◆ Short exercise
Lines holding the string "천연향료" are the ones to copy; find them all in the data.

○ ○ ○ ○ ○

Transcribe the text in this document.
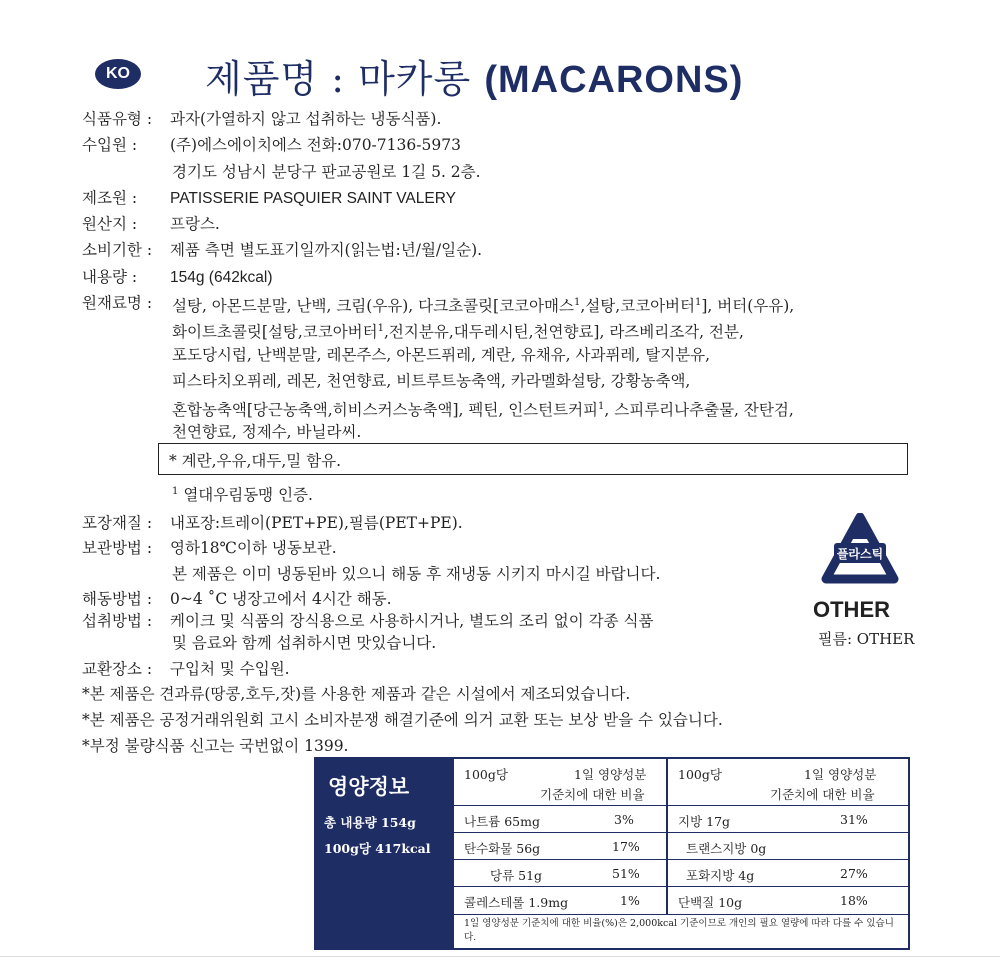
KO 제품명 : 마카롱 (MACARONS)
식품유형 : 과자(가열하지 않고 섭취하는 냉동식품).
수입원 : (주)에스에이치에스 전화:070-7136-5973
경기도 성남시 분당구 판교공원로 1길 5. 2층.
제조원 : PATISSERIE PASQUIER SAINT VALERY
원산지 : 프랑스.
소비기한 : 제품 측면 별도표기일까지(읽는법:년/월/일순).
내용량 : 154g (642kcal)
원재료명 :	설탕, 아몬드분말, 난백, 크림(우유), 다크초콜릿[코코아매스$^1$,설탕,코코아버터$^1$], 버터(우유),
화이트초콜릿[설탕,코코아버터$^1$,전지분유,대두레시틴,천연향료], 라즈베리조각, 전분,
포도당시럽, 난백분말, 레몬주스, 아몬드퓌레, 계란, 유채유, 사과퓌레, 탈지분유,
피스타치오퓌레, 레몬, 천연향료, 비트루트농축액, 카라멜화설탕, 강황농축액,
혼합농축액[당근농축액,히비스커스농축액], 펙틴, 인스턴트커피$^1$, 스피루리나추출물, 잔탄검,
천연향료, 정제수, 바닐라씨.
* 계란,우유,대두,밀 함유.
$^1$ 열대우림동맹 인증.
포장재질 : 내포장:트레이(PET+PE),필름(PET+PE).
보관방법 : 영하18℃이하 냉동보관.
본 제품은 이미 냉동된바 있으니 해동 후 재냉동 시키지 마시길 바랍니다.
해동방법 : 0~4 ˚C 냉장고에서 4시간 해동.
섭취방법 : 케이크 및 식품의 장식용으로 사용하시거나, 별도의 조리 없이 각종 식품
및 음료와 함께 섭취하시면 맛있습니다.
교환장소 : 구입처 및 수입원.
*본 제품은 견과류(땅콩,호두,잣)를 사용한 제품과 같은 시설에서 제조되었습니다.
*본 제품은 공정거래위원회 고시 소비자분쟁 해결기준에 의거 교환 또는 보상 받을 수 있습니다.
*부정 불량식품 신고는 국번없이 1399.
플라스틱
OTHER
필름: OTHER
영양정보
총 내용량 154g
100g당 417kcal
100g당	1일 영양성분
기준치에 대한 비율
100g당	1일 영양성분
기준치에 대한 비율
나트륨 65mg	3%	지방 17g	31%
탄수화물 56g	17%	트랜스지방 0g
당류 51g	51%	포화지방 4g	27%
콜레스테롤 1.9mg	1%	단백질 10g	18%
1일 영양성분 기준치에 대한 비율(%)은 2,000kcal 기준이므로 개인의 필요 열량에 따라 다를 수 있습니다.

○ ○ ○ ○ ○

◆ Result
화이트초콜릿[설탕,코코아버터$^1$,전지분유,대두레시틴,천연향료], 라즈베리조각, 전분,
피스타치오퓌레, 레몬, 천연향료, 비트루트농축액, 카라멜화설탕, 강황농축액,
천연향료, 정제수, 바닐라씨.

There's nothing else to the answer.